## Objective
Pick out each line below containing "into".

## Records provided
○ ○ ○ ○

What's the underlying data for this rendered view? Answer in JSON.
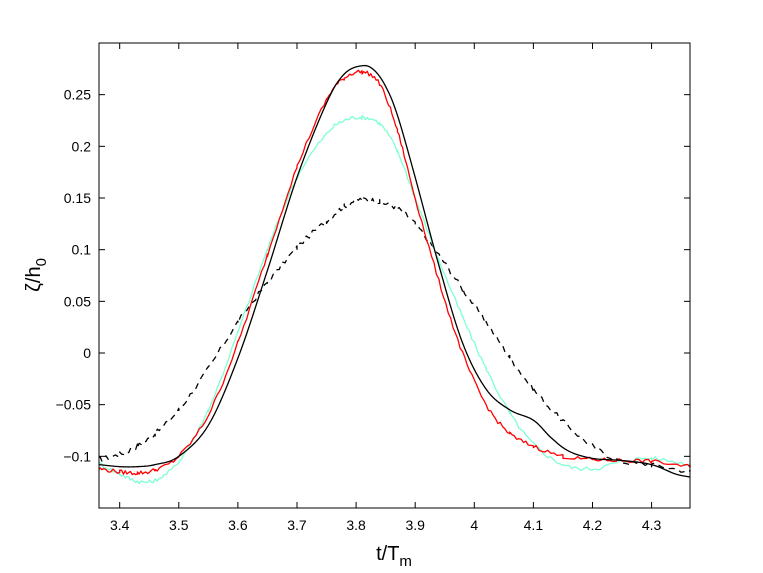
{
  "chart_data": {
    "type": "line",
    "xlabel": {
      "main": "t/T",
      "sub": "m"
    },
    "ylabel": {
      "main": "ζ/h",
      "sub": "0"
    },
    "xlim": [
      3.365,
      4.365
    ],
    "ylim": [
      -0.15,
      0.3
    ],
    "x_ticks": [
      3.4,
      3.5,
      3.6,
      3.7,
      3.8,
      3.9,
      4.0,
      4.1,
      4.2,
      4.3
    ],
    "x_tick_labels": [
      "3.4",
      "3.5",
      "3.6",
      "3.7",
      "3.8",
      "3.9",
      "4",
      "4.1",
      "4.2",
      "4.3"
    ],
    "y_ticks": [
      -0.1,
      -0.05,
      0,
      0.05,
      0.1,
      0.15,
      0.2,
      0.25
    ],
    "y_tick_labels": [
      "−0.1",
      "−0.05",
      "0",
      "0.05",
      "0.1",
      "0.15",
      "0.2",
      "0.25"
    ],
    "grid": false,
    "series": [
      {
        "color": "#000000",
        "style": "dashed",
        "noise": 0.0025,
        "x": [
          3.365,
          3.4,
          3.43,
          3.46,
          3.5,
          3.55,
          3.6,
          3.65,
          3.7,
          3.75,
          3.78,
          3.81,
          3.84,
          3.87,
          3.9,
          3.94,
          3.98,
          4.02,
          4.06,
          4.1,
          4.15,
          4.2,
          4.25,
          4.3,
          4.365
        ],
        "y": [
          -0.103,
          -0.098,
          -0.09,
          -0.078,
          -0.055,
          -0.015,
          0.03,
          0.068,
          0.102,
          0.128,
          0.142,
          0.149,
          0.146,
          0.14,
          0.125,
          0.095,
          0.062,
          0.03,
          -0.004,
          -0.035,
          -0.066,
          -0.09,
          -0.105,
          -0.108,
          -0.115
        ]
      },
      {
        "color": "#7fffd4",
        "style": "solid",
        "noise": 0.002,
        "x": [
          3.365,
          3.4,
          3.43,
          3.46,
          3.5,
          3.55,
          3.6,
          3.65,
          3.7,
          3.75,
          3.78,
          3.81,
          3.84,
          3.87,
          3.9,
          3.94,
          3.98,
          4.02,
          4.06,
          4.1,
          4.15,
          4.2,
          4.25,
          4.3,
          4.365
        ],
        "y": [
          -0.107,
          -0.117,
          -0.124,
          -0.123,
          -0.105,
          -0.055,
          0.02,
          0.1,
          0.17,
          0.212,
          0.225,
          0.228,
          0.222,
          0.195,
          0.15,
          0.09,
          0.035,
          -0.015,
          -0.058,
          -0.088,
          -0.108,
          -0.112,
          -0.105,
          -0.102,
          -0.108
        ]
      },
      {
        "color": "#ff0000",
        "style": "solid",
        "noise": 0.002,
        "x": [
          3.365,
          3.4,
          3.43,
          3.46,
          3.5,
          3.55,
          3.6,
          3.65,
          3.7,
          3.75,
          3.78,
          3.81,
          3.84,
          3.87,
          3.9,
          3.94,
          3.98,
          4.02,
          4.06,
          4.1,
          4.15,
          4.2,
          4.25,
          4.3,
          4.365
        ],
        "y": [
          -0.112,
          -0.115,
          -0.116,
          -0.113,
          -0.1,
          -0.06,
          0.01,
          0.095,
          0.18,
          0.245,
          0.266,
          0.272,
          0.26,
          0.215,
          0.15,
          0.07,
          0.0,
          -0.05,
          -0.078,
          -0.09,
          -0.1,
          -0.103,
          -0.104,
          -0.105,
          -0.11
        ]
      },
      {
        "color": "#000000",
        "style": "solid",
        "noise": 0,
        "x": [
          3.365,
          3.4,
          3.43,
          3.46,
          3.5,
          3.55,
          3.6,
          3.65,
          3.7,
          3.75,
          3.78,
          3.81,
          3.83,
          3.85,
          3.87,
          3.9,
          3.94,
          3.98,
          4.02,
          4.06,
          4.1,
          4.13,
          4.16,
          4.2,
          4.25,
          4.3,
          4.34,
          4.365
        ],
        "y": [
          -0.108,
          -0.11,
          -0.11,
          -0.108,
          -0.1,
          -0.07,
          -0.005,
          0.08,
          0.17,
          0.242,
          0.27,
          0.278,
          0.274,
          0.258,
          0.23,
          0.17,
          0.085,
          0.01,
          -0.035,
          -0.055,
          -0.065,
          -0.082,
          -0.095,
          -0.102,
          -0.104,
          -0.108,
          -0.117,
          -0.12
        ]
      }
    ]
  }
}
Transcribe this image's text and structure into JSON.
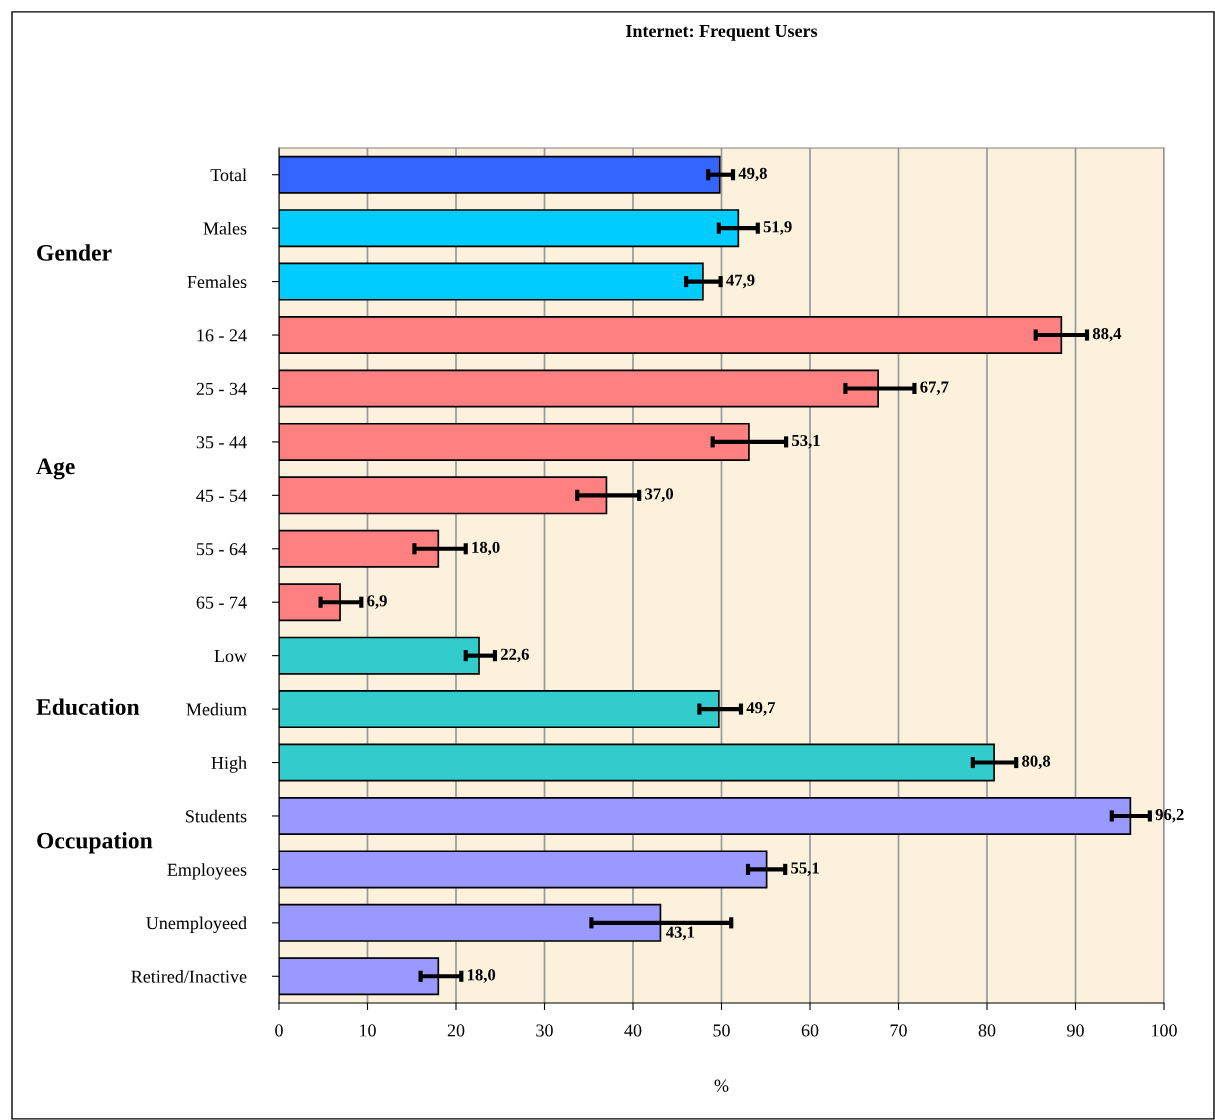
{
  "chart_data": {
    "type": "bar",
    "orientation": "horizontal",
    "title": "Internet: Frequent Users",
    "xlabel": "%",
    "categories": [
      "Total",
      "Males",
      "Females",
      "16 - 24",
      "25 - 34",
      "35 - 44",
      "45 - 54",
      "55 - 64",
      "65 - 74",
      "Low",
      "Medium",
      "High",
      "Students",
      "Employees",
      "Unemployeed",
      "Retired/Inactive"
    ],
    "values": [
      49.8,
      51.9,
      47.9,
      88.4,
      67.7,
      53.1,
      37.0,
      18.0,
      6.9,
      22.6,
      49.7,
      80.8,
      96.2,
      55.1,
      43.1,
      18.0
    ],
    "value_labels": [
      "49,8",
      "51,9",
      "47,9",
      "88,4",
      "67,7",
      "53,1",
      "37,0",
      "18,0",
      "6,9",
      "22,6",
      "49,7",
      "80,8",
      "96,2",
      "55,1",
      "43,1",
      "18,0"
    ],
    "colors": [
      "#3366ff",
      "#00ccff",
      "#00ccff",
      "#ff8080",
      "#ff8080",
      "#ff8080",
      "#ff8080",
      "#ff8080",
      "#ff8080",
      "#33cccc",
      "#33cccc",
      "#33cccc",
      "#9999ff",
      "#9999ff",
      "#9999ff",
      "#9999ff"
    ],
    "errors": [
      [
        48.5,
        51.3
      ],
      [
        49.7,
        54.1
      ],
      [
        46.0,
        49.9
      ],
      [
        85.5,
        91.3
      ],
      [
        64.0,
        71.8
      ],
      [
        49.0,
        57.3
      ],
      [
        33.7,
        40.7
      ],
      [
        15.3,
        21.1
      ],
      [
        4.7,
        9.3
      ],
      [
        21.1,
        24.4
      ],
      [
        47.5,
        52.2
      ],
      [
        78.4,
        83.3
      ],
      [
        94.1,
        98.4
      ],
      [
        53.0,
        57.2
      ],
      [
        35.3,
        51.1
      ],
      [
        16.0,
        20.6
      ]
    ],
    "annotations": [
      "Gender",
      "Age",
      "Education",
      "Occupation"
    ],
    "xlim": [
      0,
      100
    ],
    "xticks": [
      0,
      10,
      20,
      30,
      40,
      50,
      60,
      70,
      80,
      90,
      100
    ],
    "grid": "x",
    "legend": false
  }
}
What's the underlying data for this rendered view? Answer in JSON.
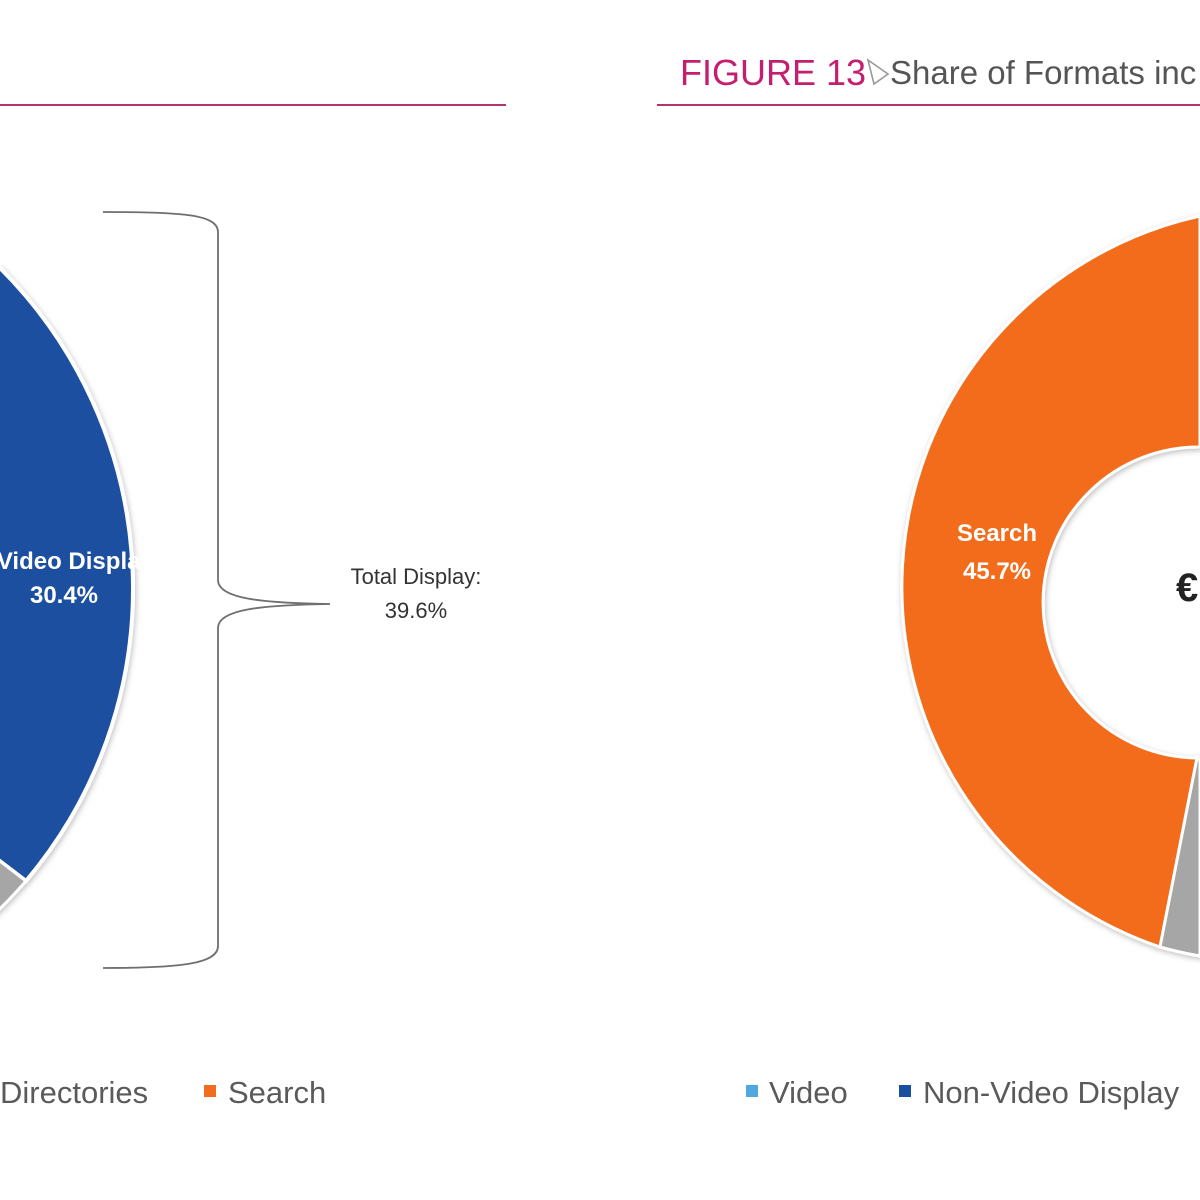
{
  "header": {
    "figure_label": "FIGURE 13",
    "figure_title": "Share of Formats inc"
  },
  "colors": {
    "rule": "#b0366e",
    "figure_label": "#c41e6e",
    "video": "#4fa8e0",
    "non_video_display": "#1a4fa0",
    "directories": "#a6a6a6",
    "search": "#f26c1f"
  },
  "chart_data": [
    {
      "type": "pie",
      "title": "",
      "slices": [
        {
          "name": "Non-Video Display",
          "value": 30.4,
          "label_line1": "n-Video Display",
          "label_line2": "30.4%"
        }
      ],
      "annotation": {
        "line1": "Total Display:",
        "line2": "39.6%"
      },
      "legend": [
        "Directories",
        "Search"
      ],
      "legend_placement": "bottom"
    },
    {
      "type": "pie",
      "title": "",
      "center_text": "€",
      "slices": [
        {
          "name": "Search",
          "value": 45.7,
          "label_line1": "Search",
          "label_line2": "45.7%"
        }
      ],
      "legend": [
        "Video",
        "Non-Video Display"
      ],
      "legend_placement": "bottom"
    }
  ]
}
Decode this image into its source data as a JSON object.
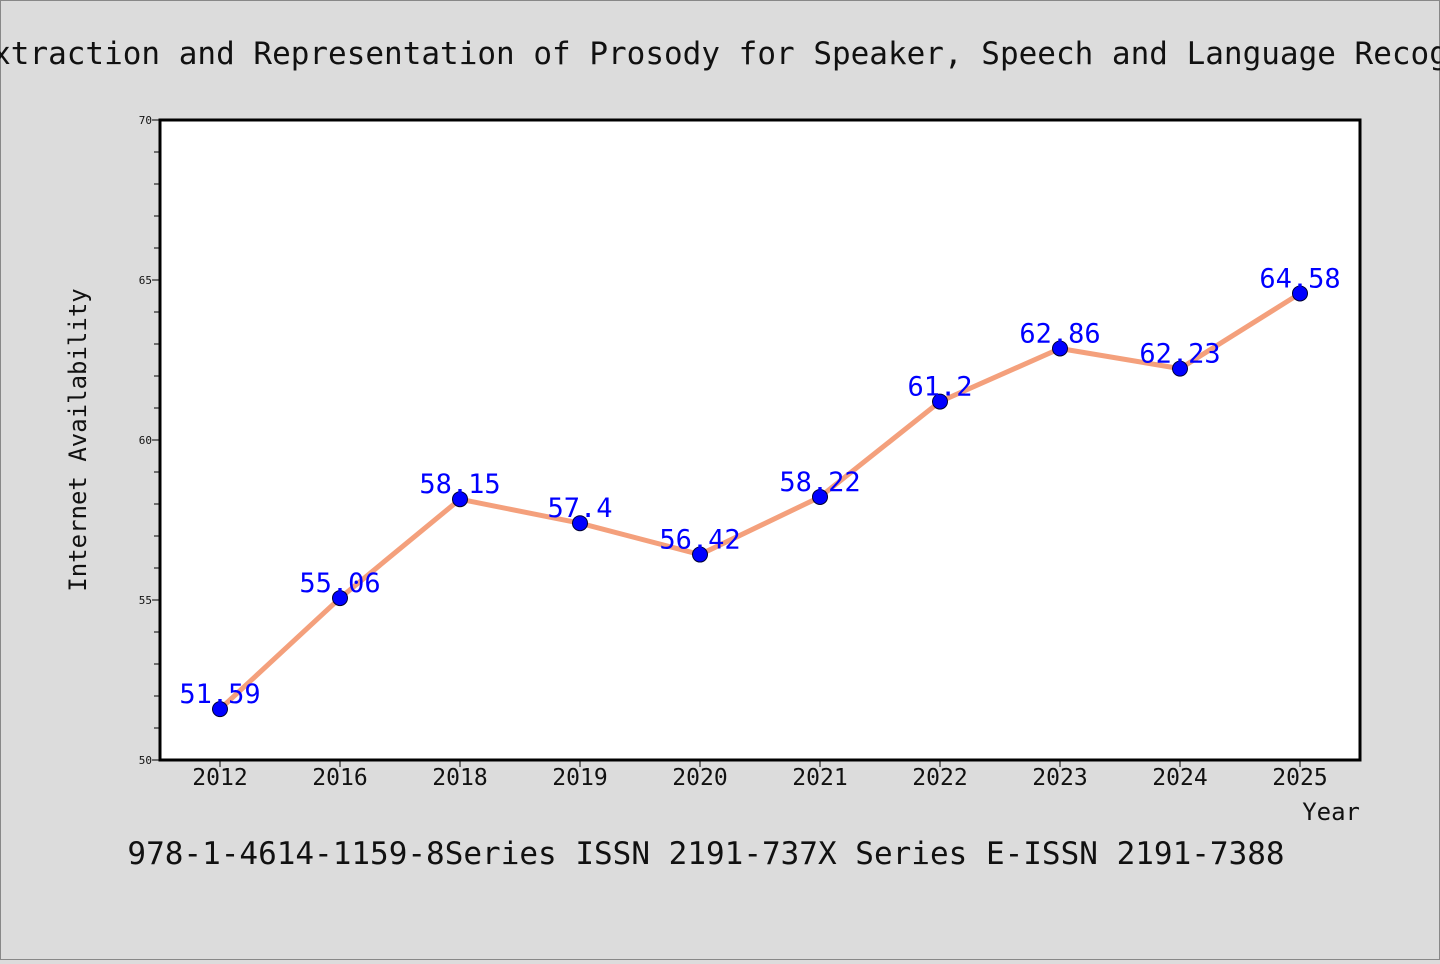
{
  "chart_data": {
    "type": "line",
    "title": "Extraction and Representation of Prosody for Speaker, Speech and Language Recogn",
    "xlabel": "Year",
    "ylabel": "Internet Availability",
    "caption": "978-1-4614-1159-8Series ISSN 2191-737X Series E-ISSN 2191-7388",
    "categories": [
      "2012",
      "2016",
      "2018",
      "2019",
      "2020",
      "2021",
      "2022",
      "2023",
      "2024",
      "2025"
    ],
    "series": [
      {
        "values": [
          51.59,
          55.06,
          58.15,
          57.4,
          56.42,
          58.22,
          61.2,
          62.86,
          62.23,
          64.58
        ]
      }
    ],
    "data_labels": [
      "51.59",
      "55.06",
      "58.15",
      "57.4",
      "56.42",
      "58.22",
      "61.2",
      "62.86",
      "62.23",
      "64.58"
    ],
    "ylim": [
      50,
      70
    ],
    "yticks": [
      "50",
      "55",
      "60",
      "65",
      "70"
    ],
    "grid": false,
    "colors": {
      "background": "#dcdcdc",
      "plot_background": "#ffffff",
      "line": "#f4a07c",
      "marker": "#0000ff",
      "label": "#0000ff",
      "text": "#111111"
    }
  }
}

○ ○ ○ ○

## Problem solution
Transcribe this image's text and structure into JSON.
Decode this image into its source data as a JSON object.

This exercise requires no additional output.